__Aufgaben__.
a) Welche Antwort fand Daniel Ritters Tochter im Interview über religiöse Kinderfragen selbst auf ihre Frage, ob Gott im Himmel der Chef sei?
b) Führe das Interview über religiöse Kinderfragen im selben Stil nach seinem letzten Satz weiter.

__Textauszug__.
---+---
Meinungsfreiheit von Kindern

«Unkonventionelle theologische Aussagen von Kindern dürfen wahr sein»

Kinder stellen Fragen, Jugendliche hinterfragen. Wie man damit umgeht, wenn es die Religion betrifft, weiss der Religionspädagoge, Theologe und Vater Daniel Ritter.
Mutter mit Kindern
Daniel Ritter

Jedes Kind ist eine Theologin, ein Theologe...
Daniel Ritter:
Kinder haben auf jeden Fall zum Teil unglaublich spannende Einsichten. Es hat mich überrascht, wie viel ich als Theologe diesbezüglich von meinen eigenen Kindern lernen konnte. Meine Tochter kam beispielsweise durch ihre eigene Frage, ob Gott im Himmel der Chef sei, grad selber auf eine unkonventionelle Antwort.  

Nämlich?
Dass vielleicht alle ein bisschen der Chef seien. Solche un-konventionellen Antworten dürfen wahr sein.  

Und wie gehen wir mit den sogenannt «grossen» Kinderfragen um, wie zum Beispiel: «Ist Gott böse?»
Bei solchen Fragen ist es wichtig nachzufragen: «Wie meinst du das genau?» Oder auch: «Wie kommst du darauf?» Erst dann kann ich verstehen, was wohl hinter dieser Frage steckt. Meistens liegt so einer Frage eine Erfahrung zugrunde – oder das Kind hat sich durch gewisse Beobachtungen diese Gedanken gemacht. Erst wenn ich das weiss, kann ich in einem zweiten Schritt antworten.
---+---
__Bereitgestellte Daten__.
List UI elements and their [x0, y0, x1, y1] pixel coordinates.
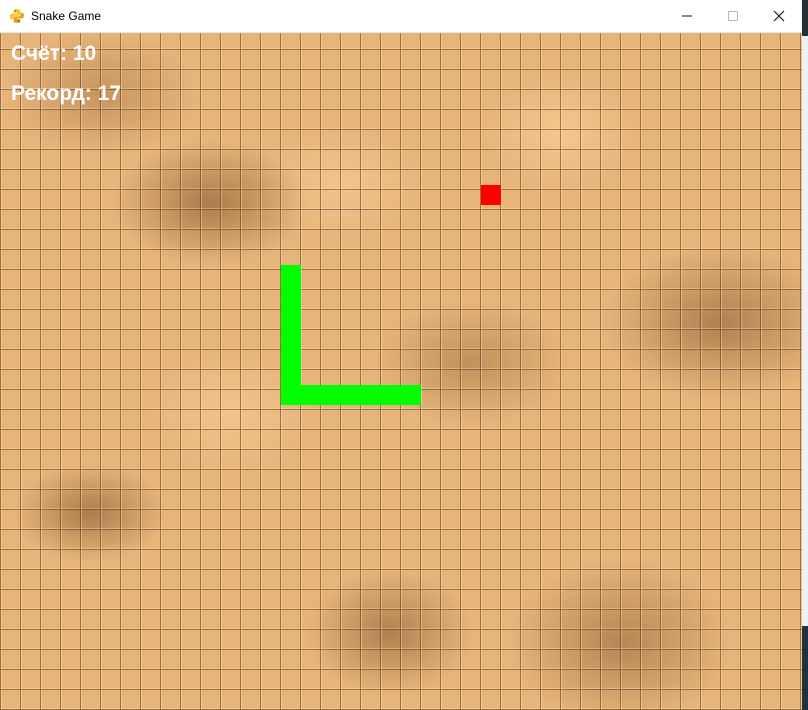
---+---
__Antworten__.
a) Dass vielleicht alle ein bisschen der Chef seien.

b)
Wie?
Indem ich ihm sage, wie ich es sehe, was meine Überzeugung ist und weshalb. Ich probiere, universelle Antworten zu vermeiden. 

Das heisst?
Ich vermeide es, so zu antworten: «Das darfst du nicht sagen» oder «Gott ist sicher nicht so». Mir ist es wichtig, dass Kinder einen Freiraum erleben, in dem sie ihren Glauben selber entwickeln können. Niemand kann einem anderen Menschen sagen, wie oder was er zu glauben hat. Jeder hat die Aufgabe, sich selber zu positionieren.  

Wie kann man gerade Jugendliche dabei unterstützen? Oder anders gesagt, wie geht man mit den eigenen Teenagern um, die den Glauben der Eltern kritisieren?
Es hilft, sich bewusst zu sein, dass sich die meisten Jugendlichen von Autoritäten abgrenzen, um sich selber zu positionieren. Man sollte darum nicht in die Falle tappen, solche Kritik persönlich zu nehmen. Sondern mit Gelassenheit dem Jugendlichen sagen, dass einem die Religion – so, wie man sie auslebt – wichtig ist und einen fürs Leben stärkt. Oft folgt nämlich nach einer Zeit der Abgrenzung oder auch der Abwendung vom Glauben wieder eine Zuwendung.

Und wie können Eltern reagieren, wenn die Teenager in dieser Abgrenzungsphase partout nicht in den Gottesdienst mitkommen wollen?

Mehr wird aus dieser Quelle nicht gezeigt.